• Aim
In the data, extract each line that holds the string "ticaret".

(Data items)
▼▼▼

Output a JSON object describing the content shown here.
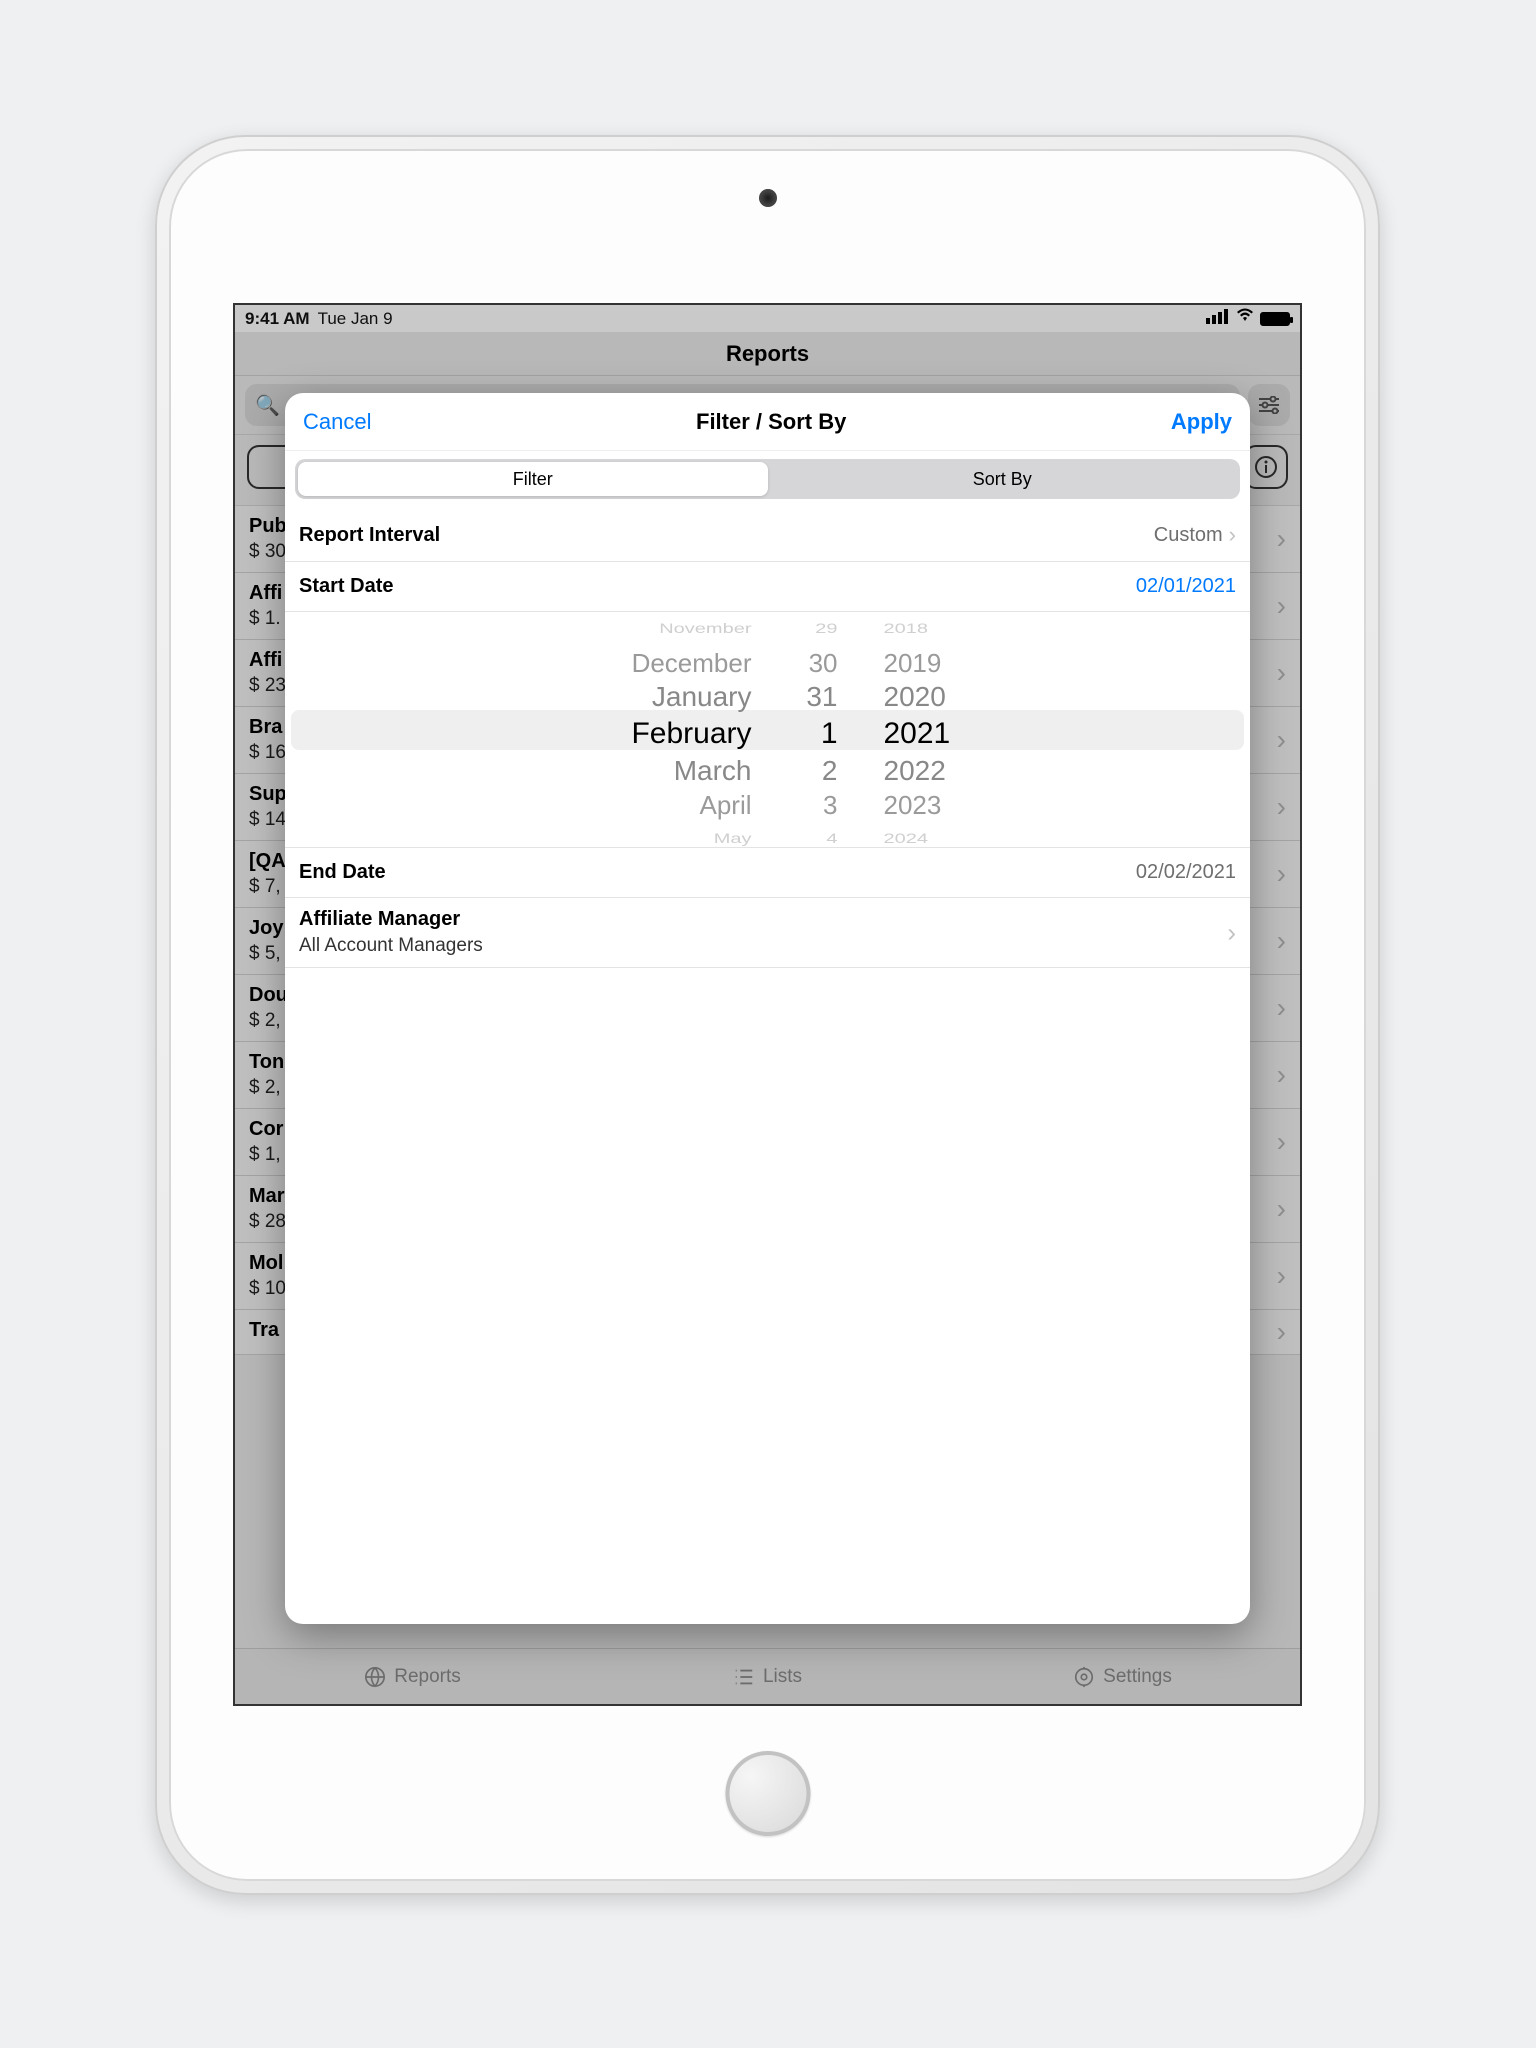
{
  "statusbar": {
    "time": "9:41 AM",
    "date": "Tue Jan 9"
  },
  "background": {
    "title": "Reports",
    "rows": [
      {
        "t": "Pub",
        "s": "$ 30"
      },
      {
        "t": "Affi",
        "s": "$ 1."
      },
      {
        "t": "Affi",
        "s": "$ 23"
      },
      {
        "t": "Bra",
        "s": "$ 16"
      },
      {
        "t": "Sup",
        "s": "$ 14"
      },
      {
        "t": "[QA",
        "s": "$ 7,"
      },
      {
        "t": "Joy",
        "s": "$ 5,"
      },
      {
        "t": "Dou",
        "s": "$ 2,"
      },
      {
        "t": "Ton",
        "s": "$ 2,"
      },
      {
        "t": "Cor",
        "s": "$ 1,"
      },
      {
        "t": "Mar",
        "s": "$ 28"
      },
      {
        "t": "Mol",
        "s": "$ 10"
      },
      {
        "t": "Tra",
        "s": ""
      }
    ],
    "tabs": {
      "reports": "Reports",
      "lists": "Lists",
      "settings": "Settings"
    }
  },
  "modal": {
    "cancel": "Cancel",
    "title": "Filter / Sort By",
    "apply": "Apply",
    "segments": {
      "filter": "Filter",
      "sortby": "Sort By"
    },
    "interval": {
      "label": "Report Interval",
      "value": "Custom"
    },
    "startDate": {
      "label": "Start Date",
      "value": "02/01/2021"
    },
    "endDate": {
      "label": "End Date",
      "value": "02/02/2021"
    },
    "affiliateManager": {
      "label": "Affiliate Manager",
      "value": "All Account Managers"
    },
    "picker": {
      "months": [
        "November",
        "December",
        "January",
        "February",
        "March",
        "April",
        "May"
      ],
      "days": [
        "29",
        "30",
        "31",
        "1",
        "2",
        "3",
        "4"
      ],
      "years": [
        "2018",
        "2019",
        "2020",
        "2021",
        "2022",
        "2023",
        "2024"
      ],
      "selIndex": 3
    }
  }
}
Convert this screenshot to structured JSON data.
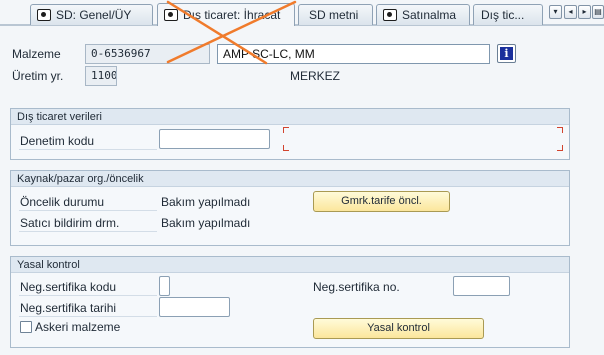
{
  "tabs": [
    {
      "label": "SD: Genel/ÜY",
      "has_icon": true,
      "active": false
    },
    {
      "label": "Dış ticaret: İhracat",
      "has_icon": true,
      "active": true
    },
    {
      "label": "SD metni",
      "has_icon": false,
      "active": false
    },
    {
      "label": "Satınalma",
      "has_icon": true,
      "active": false
    },
    {
      "label": "Dış tic...",
      "has_icon": false,
      "active": false
    }
  ],
  "tab_nav": {
    "menu": "▾",
    "prev": "◂",
    "next": "▸",
    "list": "▤"
  },
  "header": {
    "material_label": "Malzeme",
    "material_number": "0-6536967",
    "material_description": "AMP SC-LC, MM",
    "plant_label": "Üretim yr.",
    "plant_code": "1100",
    "plant_name": "MERKEZ",
    "info_icon": "i"
  },
  "foreign_trade": {
    "title": "Dış ticaret verileri",
    "inspection_code_label": "Denetim kodu",
    "inspection_code_value": ""
  },
  "origin": {
    "title": "Kaynak/pazar org./öncelik",
    "preference_status_label": "Öncelik durumu",
    "preference_status_value": "Bakım yapılmadı",
    "vendor_declaration_label": "Satıcı bildirim drm.",
    "vendor_declaration_value": "Bakım yapılmadı",
    "customs_pref_button": "Gmrk.tarife öncl."
  },
  "legal": {
    "title": "Yasal kontrol",
    "neg_cert_code_label": "Neg.sertifika kodu",
    "neg_cert_no_label": "Neg.sertifika no.",
    "neg_cert_date_label": "Neg.sertifika tarihi",
    "military_label": "Askeri malzeme",
    "military_checked": false,
    "legal_control_button": "Yasal kontrol"
  },
  "colors": {
    "accent_cross": "#f07b2c",
    "button_yellow": "#fbe69c",
    "info_blue": "#1a2f9c",
    "required_corner": "#d2442e"
  }
}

▲▲▲

• Correct result
      "label": "Dış ticaret: İhracat",
    "title": "Dış ticaret verileri",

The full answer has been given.